Data excerpts
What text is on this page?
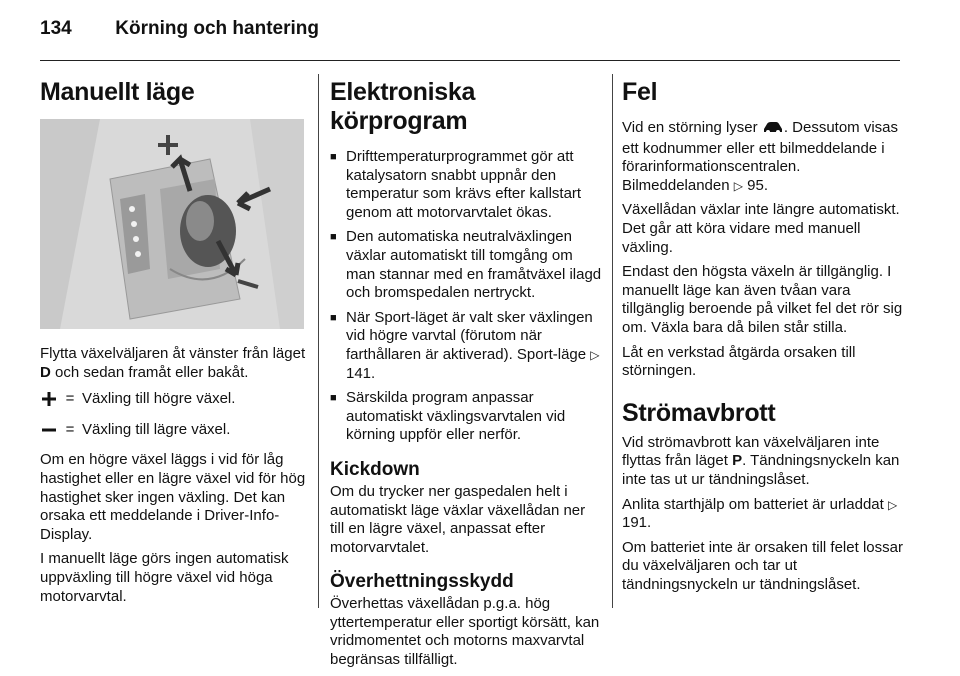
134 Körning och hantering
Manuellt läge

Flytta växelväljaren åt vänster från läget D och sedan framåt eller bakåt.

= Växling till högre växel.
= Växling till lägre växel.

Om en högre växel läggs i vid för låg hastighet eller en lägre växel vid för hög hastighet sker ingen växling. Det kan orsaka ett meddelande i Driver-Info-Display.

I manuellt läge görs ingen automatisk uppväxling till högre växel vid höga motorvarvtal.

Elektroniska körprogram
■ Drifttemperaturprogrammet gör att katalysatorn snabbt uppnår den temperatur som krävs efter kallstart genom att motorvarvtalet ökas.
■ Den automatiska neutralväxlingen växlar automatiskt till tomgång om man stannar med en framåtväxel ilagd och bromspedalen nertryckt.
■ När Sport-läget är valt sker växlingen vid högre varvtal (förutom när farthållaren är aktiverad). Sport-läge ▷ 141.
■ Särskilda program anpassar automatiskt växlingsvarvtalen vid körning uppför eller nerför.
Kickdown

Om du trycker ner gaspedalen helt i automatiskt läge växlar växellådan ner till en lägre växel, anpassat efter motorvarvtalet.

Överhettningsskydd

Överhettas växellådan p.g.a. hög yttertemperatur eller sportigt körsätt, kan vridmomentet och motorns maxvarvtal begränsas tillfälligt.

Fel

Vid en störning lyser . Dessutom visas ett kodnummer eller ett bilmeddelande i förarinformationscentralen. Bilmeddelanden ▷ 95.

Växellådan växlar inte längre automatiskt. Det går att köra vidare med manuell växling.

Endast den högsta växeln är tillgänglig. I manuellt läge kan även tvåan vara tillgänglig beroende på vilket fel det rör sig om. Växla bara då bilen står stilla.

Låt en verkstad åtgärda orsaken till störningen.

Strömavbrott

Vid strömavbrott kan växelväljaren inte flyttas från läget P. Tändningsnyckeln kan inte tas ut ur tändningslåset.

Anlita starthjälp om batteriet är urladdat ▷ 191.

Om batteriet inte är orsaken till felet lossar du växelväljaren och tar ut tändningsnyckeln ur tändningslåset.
---
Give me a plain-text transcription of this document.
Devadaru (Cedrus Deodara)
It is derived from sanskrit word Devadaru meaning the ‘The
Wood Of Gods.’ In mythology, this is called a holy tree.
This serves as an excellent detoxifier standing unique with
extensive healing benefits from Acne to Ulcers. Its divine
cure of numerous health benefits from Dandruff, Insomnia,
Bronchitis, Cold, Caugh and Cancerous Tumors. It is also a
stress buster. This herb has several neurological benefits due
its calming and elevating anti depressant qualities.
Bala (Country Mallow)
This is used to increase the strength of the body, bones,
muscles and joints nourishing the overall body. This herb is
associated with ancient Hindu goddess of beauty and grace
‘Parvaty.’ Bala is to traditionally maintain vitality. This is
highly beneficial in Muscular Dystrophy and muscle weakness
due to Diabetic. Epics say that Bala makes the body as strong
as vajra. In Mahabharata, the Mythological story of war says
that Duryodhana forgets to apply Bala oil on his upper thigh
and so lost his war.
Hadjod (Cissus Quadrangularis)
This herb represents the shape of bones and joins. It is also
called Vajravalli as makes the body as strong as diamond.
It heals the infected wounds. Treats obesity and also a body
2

Problem to work on: Copy out each line of the data that has the word "efter" in it.

Solution to this problem:
■ Drifttemperaturprogrammet gör att katalysatorn snabbt uppnår den temperatur som krävs efter kallstart genom att motorvarvtalet ökas.
Om du trycker ner gaspedalen helt i automatiskt läge växlar växellådan ner till en lägre växel, anpassat efter motorvarvtalet.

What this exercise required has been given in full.